------ Quoted passage

My Day as David Brooks

By Bill Shein
September 29, 2009

Do you ever wake up and ask, “What is New York Times op-ed columnist David Brooks doing right now? I’ve always wondered what he does all day.”

Short of hiring a private investigator, we can only imagine what it would be like to be David Brooks for a day. Though it would probably go something … like … this:

7:00 a.m. – Wake up from beautiful, recurring dream in which President Obama runs every decision past his smartest advisor, David Brooks.

7:20 a.m. – Put kids on bus: Irving (Kristol), Will (Buckley), and Ron (Reagan).

7:30 a.m. – Enjoy hazelnut-flavored skim double-cappuccino (with extra foam).

7:31 a.m. – Turn on computer. Navigate to nytimes.com. Visit my columnist page. Admire dapper photo showing trendsetting combination of pink Oxford dress shirt and mostly pink necktie.

7:40 a.m. – Shower, shave, flex muscles in bathroom mirror until wife’s giggling becomes unbearable.

7:55 a.m. – Open closet to reveal 400 pink Oxford dress shirts. Pull one out, eyeball it, and put it back. Choose another. Get dressed.

------------

• [Written problem 1]
In the satirical piece about David Brooks's day, what time does he turn on his computer?

------ Task inputs

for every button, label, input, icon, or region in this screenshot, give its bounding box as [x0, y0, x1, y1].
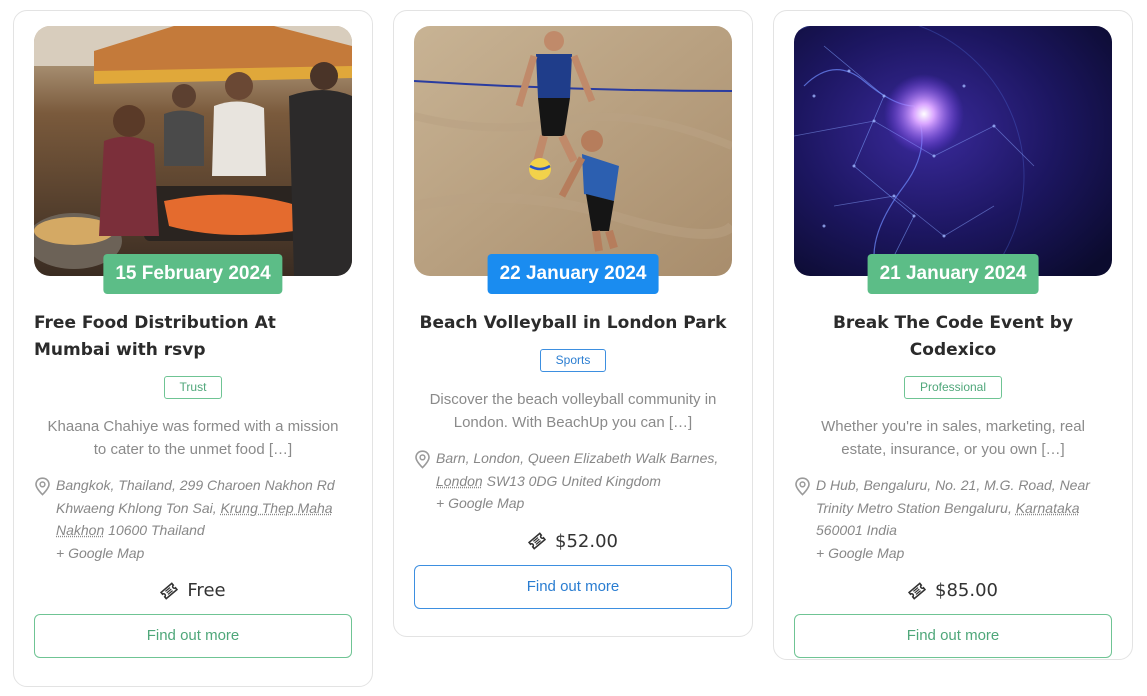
beach-volleyball-photo: [414, 26, 732, 276]
event-title[interactable]: Free Food Distribution At Mumbai with rs…: [34, 310, 352, 364]
find-out-more-button[interactable]: Find out more: [34, 614, 352, 658]
event-excerpt: Discover the beach volleyball community …: [429, 391, 717, 431]
find-out-more-button[interactable]: Find out more: [414, 564, 732, 609]
map-pin-icon: [414, 447, 436, 515]
event-excerpt: Whether you're in sales, marketing, real…: [821, 418, 1085, 458]
event-title[interactable]: Beach Volleyball in London Park: [414, 310, 732, 337]
address-text: 10600 Thailand: [104, 522, 205, 538]
event-card: 21 January 2024 Break The Code Event by …: [773, 10, 1133, 660]
event-category-tag[interactable]: Trust: [163, 376, 223, 399]
event-image[interactable]: [794, 26, 1112, 276]
ticket-icon: [528, 532, 546, 550]
ticket-icon: [160, 581, 179, 600]
event-title[interactable]: Break The Code Event by Codexico: [794, 310, 1112, 364]
event-category-tag[interactable]: Sports: [539, 349, 607, 372]
food-market-photo: [34, 26, 352, 276]
digital-globe-photo: [794, 26, 1112, 276]
price-value: Free: [187, 580, 226, 601]
map-pin-icon: [794, 474, 816, 564]
event-address: D Hub, Bengaluru, No. 21, M.G. Road, Nea…: [816, 474, 1112, 564]
price-value: $85.00: [935, 580, 998, 601]
event-date-badge: 22 January 2024: [487, 254, 659, 294]
event-card: 22 January 2024 Beach Volleyball in Lond…: [393, 10, 753, 637]
google-map-link[interactable]: + Google Map: [816, 542, 1112, 565]
event-excerpt: Khaana Chahiye was formed with a mission…: [47, 418, 339, 458]
address-city: Karnataka: [1015, 499, 1080, 516]
find-out-more-button[interactable]: Find out more: [794, 614, 1112, 658]
event-card: 15 February 2024 Free Food Distribution …: [13, 10, 373, 687]
event-image[interactable]: [414, 26, 732, 276]
event-date-badge: 21 January 2024: [867, 254, 1039, 294]
google-map-link[interactable]: + Google Map: [436, 492, 732, 515]
price-value: $52.00: [555, 530, 618, 552]
event-category-tag[interactable]: Professional: [903, 376, 1003, 399]
event-location: Bangkok, Thailand, 299 Charoen Nakhon Rd…: [34, 474, 352, 564]
event-price: Free: [34, 580, 352, 601]
event-location: D Hub, Bengaluru, No. 21, M.G. Road, Nea…: [794, 474, 1112, 564]
event-image[interactable]: [34, 26, 352, 276]
event-price: $52.00: [414, 531, 732, 552]
address-text: 560001 India: [816, 522, 897, 538]
map-pin-icon: [34, 474, 56, 564]
ticket-icon: [908, 581, 926, 600]
address-text: SW13 0DG United Kingdom: [482, 472, 661, 489]
address-city: London: [436, 472, 483, 489]
event-address: Bangkok, Thailand, 299 Charoen Nakhon Rd…: [56, 474, 352, 564]
event-price: $85.00: [794, 580, 1112, 601]
address-text: Barn, London, Queen Elizabeth Walk Barne…: [436, 450, 719, 466]
event-address: Barn, London, Queen Elizabeth Walk Barne…: [436, 447, 732, 515]
event-location: Barn, London, Queen Elizabeth Walk Barne…: [414, 447, 732, 515]
event-date-badge: 15 February 2024: [103, 254, 283, 294]
google-map-link[interactable]: + Google Map: [56, 542, 352, 565]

------------

• [Written problem 2]
From the records, extract the stretch from the line containing "beach-volleyball-photo: [414, 26, 732, 276]" through the line containing "542, 1112, 565]", both ends included, and copy those lines unchanged.

• [Full output 1]
7:31 a.m.

• [Full output 2]
beach-volleyball-photo: [414, 26, 732, 276]
event-title[interactable]: Free Food Distribution At Mumbai with rs…: [34, 310, 352, 364]
find-out-more-button[interactable]: Find out more: [34, 614, 352, 658]
event-excerpt: Discover the beach volleyball community …: [429, 391, 717, 431]
find-out-more-button[interactable]: Find out more: [414, 564, 732, 609]
map-pin-icon: [414, 447, 436, 515]
event-excerpt: Whether you're in sales, marketing, real…: [821, 418, 1085, 458]
event-title[interactable]: Beach Volleyball in London Park: [414, 310, 732, 337]
address-text: 10600 Thailand: [104, 522, 205, 538]
event-card: 21 January 2024 Break The Code Event by …: [773, 10, 1133, 660]
event-category-tag[interactable]: Trust: [163, 376, 223, 399]
event-image[interactable]: [794, 26, 1112, 276]
ticket-icon: [528, 532, 546, 550]
ticket-icon: [160, 581, 179, 600]
event-title[interactable]: Break The Code Event by Codexico: [794, 310, 1112, 364]
event-category-tag[interactable]: Sports: [539, 349, 607, 372]
food-market-photo: [34, 26, 352, 276]
digital-globe-photo: [794, 26, 1112, 276]
price-value: Free: [187, 580, 226, 601]
map-pin-icon: [794, 474, 816, 564]
event-address: D Hub, Bengaluru, No. 21, M.G. Road, Nea…: [816, 474, 1112, 564]
price-value: $85.00: [935, 580, 998, 601]
event-date-badge: 22 January 2024: [487, 254, 659, 294]
event-card: 22 January 2024 Beach Volleyball in Lond…: [393, 10, 753, 637]
google-map-link[interactable]: + Google Map: [816, 542, 1112, 565]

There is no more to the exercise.